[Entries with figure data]

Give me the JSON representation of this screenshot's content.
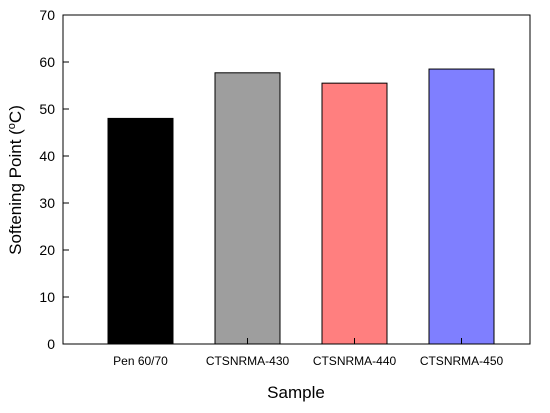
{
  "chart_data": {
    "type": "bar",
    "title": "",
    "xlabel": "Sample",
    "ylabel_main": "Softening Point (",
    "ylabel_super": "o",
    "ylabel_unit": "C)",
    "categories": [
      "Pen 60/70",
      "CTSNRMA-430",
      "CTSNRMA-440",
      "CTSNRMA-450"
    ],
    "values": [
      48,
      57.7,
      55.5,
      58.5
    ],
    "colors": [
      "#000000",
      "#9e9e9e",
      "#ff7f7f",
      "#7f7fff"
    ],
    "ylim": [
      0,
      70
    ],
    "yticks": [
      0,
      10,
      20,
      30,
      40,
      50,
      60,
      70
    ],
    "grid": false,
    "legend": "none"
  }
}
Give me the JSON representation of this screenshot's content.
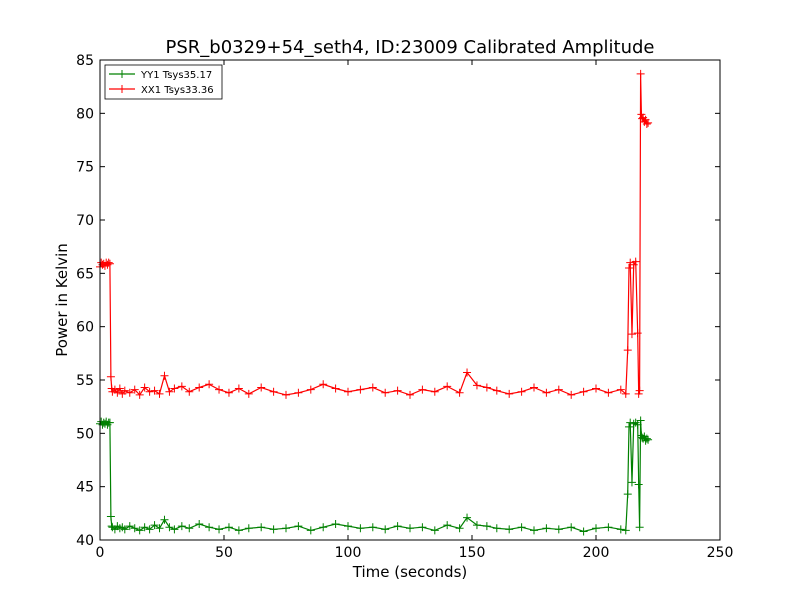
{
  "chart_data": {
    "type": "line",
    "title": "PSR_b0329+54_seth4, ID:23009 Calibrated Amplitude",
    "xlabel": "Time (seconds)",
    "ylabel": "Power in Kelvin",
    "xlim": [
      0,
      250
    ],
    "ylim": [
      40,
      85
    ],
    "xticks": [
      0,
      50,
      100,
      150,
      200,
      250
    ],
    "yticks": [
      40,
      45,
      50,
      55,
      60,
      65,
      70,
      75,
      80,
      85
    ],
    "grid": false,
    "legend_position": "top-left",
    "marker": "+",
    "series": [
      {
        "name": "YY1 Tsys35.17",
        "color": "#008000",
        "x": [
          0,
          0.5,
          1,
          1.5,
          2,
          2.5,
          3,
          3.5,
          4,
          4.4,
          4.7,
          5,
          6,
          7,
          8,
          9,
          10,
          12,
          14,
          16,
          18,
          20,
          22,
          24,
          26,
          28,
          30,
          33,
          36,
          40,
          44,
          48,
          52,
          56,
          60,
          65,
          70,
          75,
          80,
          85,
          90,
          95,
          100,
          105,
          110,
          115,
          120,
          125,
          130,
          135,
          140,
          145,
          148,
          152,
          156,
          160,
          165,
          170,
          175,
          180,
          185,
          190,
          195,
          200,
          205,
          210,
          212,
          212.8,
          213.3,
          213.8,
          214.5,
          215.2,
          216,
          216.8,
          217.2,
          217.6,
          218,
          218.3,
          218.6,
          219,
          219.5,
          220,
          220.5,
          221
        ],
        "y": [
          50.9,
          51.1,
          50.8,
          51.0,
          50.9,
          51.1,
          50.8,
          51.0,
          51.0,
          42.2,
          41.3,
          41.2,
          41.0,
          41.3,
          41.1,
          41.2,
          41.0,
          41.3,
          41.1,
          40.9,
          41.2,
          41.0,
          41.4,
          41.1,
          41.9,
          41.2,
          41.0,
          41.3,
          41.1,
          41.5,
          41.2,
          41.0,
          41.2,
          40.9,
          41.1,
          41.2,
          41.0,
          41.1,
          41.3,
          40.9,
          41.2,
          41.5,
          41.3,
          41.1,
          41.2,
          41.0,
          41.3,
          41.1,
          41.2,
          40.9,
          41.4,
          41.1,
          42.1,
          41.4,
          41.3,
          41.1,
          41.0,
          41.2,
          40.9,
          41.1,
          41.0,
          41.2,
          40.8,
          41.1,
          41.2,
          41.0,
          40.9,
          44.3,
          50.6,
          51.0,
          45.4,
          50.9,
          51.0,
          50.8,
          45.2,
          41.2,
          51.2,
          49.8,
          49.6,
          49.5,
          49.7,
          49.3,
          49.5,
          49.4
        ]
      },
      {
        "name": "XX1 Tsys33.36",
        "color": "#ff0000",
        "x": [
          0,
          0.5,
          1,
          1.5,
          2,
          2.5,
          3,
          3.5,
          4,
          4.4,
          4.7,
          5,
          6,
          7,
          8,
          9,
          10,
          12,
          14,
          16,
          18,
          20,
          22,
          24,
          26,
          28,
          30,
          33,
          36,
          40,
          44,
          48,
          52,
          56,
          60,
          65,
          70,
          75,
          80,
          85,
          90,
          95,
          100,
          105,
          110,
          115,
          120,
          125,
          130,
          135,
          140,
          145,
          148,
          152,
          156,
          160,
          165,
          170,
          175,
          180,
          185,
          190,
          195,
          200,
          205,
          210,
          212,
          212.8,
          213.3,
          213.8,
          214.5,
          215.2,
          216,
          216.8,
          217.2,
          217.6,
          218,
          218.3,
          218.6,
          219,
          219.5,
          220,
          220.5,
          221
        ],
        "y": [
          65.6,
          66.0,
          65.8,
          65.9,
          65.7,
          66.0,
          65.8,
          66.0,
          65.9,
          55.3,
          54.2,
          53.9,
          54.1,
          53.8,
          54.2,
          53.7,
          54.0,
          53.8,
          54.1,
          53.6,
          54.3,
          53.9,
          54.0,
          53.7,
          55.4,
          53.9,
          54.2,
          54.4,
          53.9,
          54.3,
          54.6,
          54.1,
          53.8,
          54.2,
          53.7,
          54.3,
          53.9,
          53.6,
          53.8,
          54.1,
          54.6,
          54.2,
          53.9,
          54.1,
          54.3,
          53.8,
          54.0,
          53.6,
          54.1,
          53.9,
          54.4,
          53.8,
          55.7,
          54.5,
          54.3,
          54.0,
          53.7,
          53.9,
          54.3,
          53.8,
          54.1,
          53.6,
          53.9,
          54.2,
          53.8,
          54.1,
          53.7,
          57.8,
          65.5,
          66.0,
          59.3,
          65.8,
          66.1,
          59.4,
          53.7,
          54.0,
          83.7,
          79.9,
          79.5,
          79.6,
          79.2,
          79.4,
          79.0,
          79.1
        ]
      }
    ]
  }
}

Directions: Apart from the pictures, the entries above are to be repeated in full and exactly.

Response to the exercise:
Give me the JSON representation of this screenshot's content.
{
  "chart_data": {
    "type": "bar",
    "title": "",
    "xlabel": "Sample",
    "ylabel_main": "Softening Point (",
    "ylabel_super": "o",
    "ylabel_unit": "C)",
    "categories": [
      "Pen 60/70",
      "CTSNRMA-430",
      "CTSNRMA-440",
      "CTSNRMA-450"
    ],
    "values": [
      48,
      57.7,
      55.5,
      58.5
    ],
    "colors": [
      "#000000",
      "#9e9e9e",
      "#ff7f7f",
      "#7f7fff"
    ],
    "ylim": [
      0,
      70
    ],
    "yticks": [
      0,
      10,
      20,
      30,
      40,
      50,
      60,
      70
    ],
    "grid": false,
    "legend": "none"
  }
}
Give me the JSON representation of this screenshot's content.
{
  "chart_data": {
    "type": "line",
    "title": "PSR_b0329+54_seth4, ID:23009 Calibrated Amplitude",
    "xlabel": "Time (seconds)",
    "ylabel": "Power in Kelvin",
    "xlim": [
      0,
      250
    ],
    "ylim": [
      40,
      85
    ],
    "xticks": [
      0,
      50,
      100,
      150,
      200,
      250
    ],
    "yticks": [
      40,
      45,
      50,
      55,
      60,
      65,
      70,
      75,
      80,
      85
    ],
    "grid": false,
    "legend_position": "top-left",
    "marker": "+",
    "series": [
      {
        "name": "YY1 Tsys35.17",
        "color": "#008000",
        "x": [
          0,
          0.5,
          1,
          1.5,
          2,
          2.5,
          3,
          3.5,
          4,
          4.4,
          4.7,
          5,
          6,
          7,
          8,
          9,
          10,
          12,
          14,
          16,
          18,
          20,
          22,
          24,
          26,
          28,
          30,
          33,
          36,
          40,
          44,
          48,
          52,
          56,
          60,
          65,
          70,
          75,
          80,
          85,
          90,
          95,
          100,
          105,
          110,
          115,
          120,
          125,
          130,
          135,
          140,
          145,
          148,
          152,
          156,
          160,
          165,
          170,
          175,
          180,
          185,
          190,
          195,
          200,
          205,
          210,
          212,
          212.8,
          213.3,
          213.8,
          214.5,
          215.2,
          216,
          216.8,
          217.2,
          217.6,
          218,
          218.3,
          218.6,
          219,
          219.5,
          220,
          220.5,
          221
        ],
        "y": [
          50.9,
          51.1,
          50.8,
          51.0,
          50.9,
          51.1,
          50.8,
          51.0,
          51.0,
          42.2,
          41.3,
          41.2,
          41.0,
          41.3,
          41.1,
          41.2,
          41.0,
          41.3,
          41.1,
          40.9,
          41.2,
          41.0,
          41.4,
          41.1,
          41.9,
          41.2,
          41.0,
          41.3,
          41.1,
          41.5,
          41.2,
          41.0,
          41.2,
          40.9,
          41.1,
          41.2,
          41.0,
          41.1,
          41.3,
          40.9,
          41.2,
          41.5,
          41.3,
          41.1,
          41.2,
          41.0,
          41.3,
          41.1,
          41.2,
          40.9,
          41.4,
          41.1,
          42.1,
          41.4,
          41.3,
          41.1,
          41.0,
          41.2,
          40.9,
          41.1,
          41.0,
          41.2,
          40.8,
          41.1,
          41.2,
          41.0,
          40.9,
          44.3,
          50.6,
          51.0,
          45.4,
          50.9,
          51.0,
          50.8,
          45.2,
          41.2,
          51.2,
          49.8,
          49.6,
          49.5,
          49.7,
          49.3,
          49.5,
          49.4
        ]
      },
      {
        "name": "XX1 Tsys33.36",
        "color": "#ff0000",
        "x": [
          0,
          0.5,
          1,
          1.5,
          2,
          2.5,
          3,
          3.5,
          4,
          4.4,
          4.7,
          5,
          6,
          7,
          8,
          9,
          10,
          12,
          14,
          16,
          18,
          20,
          22,
          24,
          26,
          28,
          30,
          33,
          36,
          40,
          44,
          48,
          52,
          56,
          60,
          65,
          70,
          75,
          80,
          85,
          90,
          95,
          100,
          105,
          110,
          115,
          120,
          125,
          130,
          135,
          140,
          145,
          148,
          152,
          156,
          160,
          165,
          170,
          175,
          180,
          185,
          190,
          195,
          200,
          205,
          210,
          212,
          212.8,
          213.3,
          213.8,
          214.5,
          215.2,
          216,
          216.8,
          217.2,
          217.6,
          218,
          218.3,
          218.6,
          219,
          219.5,
          220,
          220.5,
          221
        ],
        "y": [
          65.6,
          66.0,
          65.8,
          65.9,
          65.7,
          66.0,
          65.8,
          66.0,
          65.9,
          55.3,
          54.2,
          53.9,
          54.1,
          53.8,
          54.2,
          53.7,
          54.0,
          53.8,
          54.1,
          53.6,
          54.3,
          53.9,
          54.0,
          53.7,
          55.4,
          53.9,
          54.2,
          54.4,
          53.9,
          54.3,
          54.6,
          54.1,
          53.8,
          54.2,
          53.7,
          54.3,
          53.9,
          53.6,
          53.8,
          54.1,
          54.6,
          54.2,
          53.9,
          54.1,
          54.3,
          53.8,
          54.0,
          53.6,
          54.1,
          53.9,
          54.4,
          53.8,
          55.7,
          54.5,
          54.3,
          54.0,
          53.7,
          53.9,
          54.3,
          53.8,
          54.1,
          53.6,
          53.9,
          54.2,
          53.8,
          54.1,
          53.7,
          57.8,
          65.5,
          66.0,
          59.3,
          65.8,
          66.1,
          59.4,
          53.7,
          54.0,
          83.7,
          79.9,
          79.5,
          79.6,
          79.2,
          79.4,
          79.0,
          79.1
        ]
      }
    ]
  }
}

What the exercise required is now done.